Record excerpts:

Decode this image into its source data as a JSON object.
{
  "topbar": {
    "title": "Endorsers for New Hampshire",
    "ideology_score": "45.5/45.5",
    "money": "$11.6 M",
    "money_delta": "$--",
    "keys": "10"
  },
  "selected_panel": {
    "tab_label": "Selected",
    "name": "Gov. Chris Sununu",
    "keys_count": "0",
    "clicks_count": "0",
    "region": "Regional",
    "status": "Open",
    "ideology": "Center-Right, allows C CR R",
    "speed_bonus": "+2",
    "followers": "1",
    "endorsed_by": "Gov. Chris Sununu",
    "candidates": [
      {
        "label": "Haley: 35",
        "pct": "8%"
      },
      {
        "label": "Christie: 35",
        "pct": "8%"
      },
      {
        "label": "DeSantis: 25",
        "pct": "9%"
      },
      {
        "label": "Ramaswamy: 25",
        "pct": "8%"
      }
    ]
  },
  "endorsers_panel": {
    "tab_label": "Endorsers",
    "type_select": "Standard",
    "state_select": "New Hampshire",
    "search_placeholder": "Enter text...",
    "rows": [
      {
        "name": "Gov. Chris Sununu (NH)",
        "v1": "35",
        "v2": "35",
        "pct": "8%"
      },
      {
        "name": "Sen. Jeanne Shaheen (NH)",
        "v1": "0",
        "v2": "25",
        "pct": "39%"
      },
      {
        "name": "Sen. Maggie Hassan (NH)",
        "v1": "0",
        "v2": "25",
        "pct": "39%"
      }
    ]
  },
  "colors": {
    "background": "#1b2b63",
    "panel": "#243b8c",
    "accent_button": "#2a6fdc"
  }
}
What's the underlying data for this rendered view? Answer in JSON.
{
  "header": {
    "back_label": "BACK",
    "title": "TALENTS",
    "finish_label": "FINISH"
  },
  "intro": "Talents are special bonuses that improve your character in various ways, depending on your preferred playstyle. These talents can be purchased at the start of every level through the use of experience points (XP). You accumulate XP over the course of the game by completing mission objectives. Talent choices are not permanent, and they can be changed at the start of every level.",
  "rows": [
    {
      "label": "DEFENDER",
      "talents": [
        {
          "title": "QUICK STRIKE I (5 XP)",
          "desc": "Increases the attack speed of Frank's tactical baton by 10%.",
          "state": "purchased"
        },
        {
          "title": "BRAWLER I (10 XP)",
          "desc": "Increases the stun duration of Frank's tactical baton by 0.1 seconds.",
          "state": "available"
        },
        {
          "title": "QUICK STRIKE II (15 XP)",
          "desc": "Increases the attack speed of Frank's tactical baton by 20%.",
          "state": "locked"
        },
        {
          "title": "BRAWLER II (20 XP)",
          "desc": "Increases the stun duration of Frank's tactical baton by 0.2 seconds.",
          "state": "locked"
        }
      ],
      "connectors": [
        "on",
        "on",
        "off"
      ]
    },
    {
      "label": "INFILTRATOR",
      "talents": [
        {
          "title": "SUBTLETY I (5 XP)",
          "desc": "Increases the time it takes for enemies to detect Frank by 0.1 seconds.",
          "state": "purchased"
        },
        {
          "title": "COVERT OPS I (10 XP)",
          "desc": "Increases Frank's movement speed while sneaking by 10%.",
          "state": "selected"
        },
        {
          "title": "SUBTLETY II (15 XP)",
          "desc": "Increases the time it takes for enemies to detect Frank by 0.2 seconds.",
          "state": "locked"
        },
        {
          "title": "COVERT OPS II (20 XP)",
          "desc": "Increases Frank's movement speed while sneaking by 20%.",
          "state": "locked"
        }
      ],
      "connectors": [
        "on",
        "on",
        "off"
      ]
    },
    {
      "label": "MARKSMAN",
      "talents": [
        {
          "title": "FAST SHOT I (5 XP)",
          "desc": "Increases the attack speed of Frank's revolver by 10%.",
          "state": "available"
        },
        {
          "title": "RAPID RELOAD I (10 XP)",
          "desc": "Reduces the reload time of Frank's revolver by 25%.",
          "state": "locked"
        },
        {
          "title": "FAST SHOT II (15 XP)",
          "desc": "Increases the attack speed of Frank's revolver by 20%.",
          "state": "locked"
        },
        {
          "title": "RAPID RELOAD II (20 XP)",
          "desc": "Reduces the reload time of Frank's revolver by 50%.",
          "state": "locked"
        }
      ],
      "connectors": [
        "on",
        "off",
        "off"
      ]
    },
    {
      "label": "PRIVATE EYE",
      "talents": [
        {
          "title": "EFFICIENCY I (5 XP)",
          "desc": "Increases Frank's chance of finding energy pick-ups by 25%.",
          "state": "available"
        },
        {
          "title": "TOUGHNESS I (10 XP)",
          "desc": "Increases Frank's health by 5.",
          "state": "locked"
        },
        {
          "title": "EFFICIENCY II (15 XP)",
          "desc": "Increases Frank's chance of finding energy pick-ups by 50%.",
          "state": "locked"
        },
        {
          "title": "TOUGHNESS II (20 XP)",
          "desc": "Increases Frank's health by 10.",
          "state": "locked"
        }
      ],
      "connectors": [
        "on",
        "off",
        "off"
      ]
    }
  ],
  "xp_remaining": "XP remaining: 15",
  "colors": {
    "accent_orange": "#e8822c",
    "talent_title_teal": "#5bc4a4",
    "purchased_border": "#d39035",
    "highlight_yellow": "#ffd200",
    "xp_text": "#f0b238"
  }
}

Problem requirements: Identify the lines of the entries containing the string "Hampshire". Copy each such line.

Correct answer:
    "title": "Endorsers for New Hampshire",
    "state_select": "New Hampshire",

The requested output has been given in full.